Dataset items:
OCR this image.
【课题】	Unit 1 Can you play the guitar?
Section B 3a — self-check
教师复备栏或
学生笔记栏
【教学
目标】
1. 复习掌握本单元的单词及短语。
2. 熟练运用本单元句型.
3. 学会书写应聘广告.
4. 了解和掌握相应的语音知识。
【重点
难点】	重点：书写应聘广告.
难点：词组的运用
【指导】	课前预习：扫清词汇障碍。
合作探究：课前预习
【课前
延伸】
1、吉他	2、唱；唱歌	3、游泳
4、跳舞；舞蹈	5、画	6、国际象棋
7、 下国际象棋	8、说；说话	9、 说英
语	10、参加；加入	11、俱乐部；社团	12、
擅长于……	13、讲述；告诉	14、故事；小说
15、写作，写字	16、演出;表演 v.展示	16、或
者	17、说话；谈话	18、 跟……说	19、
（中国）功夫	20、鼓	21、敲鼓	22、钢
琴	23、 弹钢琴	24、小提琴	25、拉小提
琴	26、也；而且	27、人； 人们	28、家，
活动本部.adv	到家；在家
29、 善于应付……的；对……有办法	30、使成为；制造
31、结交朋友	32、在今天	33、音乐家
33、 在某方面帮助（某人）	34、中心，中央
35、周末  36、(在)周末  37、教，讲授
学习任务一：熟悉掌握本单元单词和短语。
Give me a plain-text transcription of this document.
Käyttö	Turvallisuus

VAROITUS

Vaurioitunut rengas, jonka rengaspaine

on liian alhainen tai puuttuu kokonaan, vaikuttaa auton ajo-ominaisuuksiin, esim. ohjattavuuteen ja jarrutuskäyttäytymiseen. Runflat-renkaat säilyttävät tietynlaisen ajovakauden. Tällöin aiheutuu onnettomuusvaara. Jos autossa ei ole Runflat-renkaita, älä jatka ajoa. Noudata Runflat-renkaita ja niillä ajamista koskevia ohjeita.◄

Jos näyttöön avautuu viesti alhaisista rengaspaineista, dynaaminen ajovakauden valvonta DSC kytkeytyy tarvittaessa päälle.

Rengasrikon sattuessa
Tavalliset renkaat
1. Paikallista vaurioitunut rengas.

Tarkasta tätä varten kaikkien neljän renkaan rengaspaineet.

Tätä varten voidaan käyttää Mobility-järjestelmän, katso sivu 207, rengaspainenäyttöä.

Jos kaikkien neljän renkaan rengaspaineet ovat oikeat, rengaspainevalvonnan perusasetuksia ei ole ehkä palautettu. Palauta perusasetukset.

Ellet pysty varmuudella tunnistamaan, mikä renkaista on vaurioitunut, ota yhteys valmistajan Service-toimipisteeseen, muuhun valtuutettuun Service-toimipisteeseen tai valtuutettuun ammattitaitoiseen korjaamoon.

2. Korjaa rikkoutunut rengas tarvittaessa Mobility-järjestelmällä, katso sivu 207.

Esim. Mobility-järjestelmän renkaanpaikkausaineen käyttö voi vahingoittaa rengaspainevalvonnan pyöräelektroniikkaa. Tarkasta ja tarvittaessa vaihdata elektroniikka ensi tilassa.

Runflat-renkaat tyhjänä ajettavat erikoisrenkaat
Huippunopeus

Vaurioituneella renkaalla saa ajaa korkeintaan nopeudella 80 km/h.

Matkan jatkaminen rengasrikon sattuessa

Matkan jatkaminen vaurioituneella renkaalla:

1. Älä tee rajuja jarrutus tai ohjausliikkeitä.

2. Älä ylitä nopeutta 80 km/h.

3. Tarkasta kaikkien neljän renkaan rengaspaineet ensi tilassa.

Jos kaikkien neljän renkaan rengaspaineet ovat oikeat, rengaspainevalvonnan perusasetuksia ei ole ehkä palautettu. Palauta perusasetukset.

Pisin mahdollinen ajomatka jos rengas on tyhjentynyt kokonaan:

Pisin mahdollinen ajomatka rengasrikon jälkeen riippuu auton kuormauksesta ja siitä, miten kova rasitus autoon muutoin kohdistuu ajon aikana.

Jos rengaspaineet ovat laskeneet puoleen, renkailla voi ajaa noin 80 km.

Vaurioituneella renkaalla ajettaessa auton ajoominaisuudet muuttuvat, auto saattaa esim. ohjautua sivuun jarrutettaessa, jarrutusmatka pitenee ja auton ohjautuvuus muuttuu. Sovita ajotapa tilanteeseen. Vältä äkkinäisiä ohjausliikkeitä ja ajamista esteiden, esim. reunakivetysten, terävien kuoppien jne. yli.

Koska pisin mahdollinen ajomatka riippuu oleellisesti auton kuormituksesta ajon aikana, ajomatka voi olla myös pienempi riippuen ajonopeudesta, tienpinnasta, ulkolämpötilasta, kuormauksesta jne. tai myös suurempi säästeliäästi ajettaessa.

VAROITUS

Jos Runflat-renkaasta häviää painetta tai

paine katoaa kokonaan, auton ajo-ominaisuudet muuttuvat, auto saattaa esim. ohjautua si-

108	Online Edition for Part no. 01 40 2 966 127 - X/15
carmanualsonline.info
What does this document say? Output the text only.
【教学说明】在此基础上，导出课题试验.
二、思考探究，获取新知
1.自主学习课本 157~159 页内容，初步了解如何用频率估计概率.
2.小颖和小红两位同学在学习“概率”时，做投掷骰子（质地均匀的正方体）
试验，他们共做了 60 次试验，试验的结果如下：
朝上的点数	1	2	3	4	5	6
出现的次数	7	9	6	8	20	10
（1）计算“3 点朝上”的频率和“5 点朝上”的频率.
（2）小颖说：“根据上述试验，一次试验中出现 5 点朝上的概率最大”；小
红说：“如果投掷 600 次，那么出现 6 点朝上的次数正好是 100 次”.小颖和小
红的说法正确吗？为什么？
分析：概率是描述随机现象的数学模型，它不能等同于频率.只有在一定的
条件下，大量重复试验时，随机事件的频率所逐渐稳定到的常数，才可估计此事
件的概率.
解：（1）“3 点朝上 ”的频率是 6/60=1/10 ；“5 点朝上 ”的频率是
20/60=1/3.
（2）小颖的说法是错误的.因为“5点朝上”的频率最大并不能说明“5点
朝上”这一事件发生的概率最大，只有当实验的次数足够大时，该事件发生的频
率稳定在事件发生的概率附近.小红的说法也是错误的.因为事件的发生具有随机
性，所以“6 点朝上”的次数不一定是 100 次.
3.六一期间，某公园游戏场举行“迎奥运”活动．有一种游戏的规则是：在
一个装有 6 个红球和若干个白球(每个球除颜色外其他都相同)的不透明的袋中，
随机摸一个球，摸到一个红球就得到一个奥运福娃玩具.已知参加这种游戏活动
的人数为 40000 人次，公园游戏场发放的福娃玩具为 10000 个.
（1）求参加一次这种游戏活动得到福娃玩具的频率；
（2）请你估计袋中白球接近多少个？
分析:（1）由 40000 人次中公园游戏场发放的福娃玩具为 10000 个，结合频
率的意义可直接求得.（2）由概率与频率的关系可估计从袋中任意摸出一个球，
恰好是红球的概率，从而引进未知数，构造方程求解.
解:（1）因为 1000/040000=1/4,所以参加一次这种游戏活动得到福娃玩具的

DIRECTIONS:
Respond with the number of lines containing "rengaspaineet" and no additional words.

EXPECTED ANSWER:
5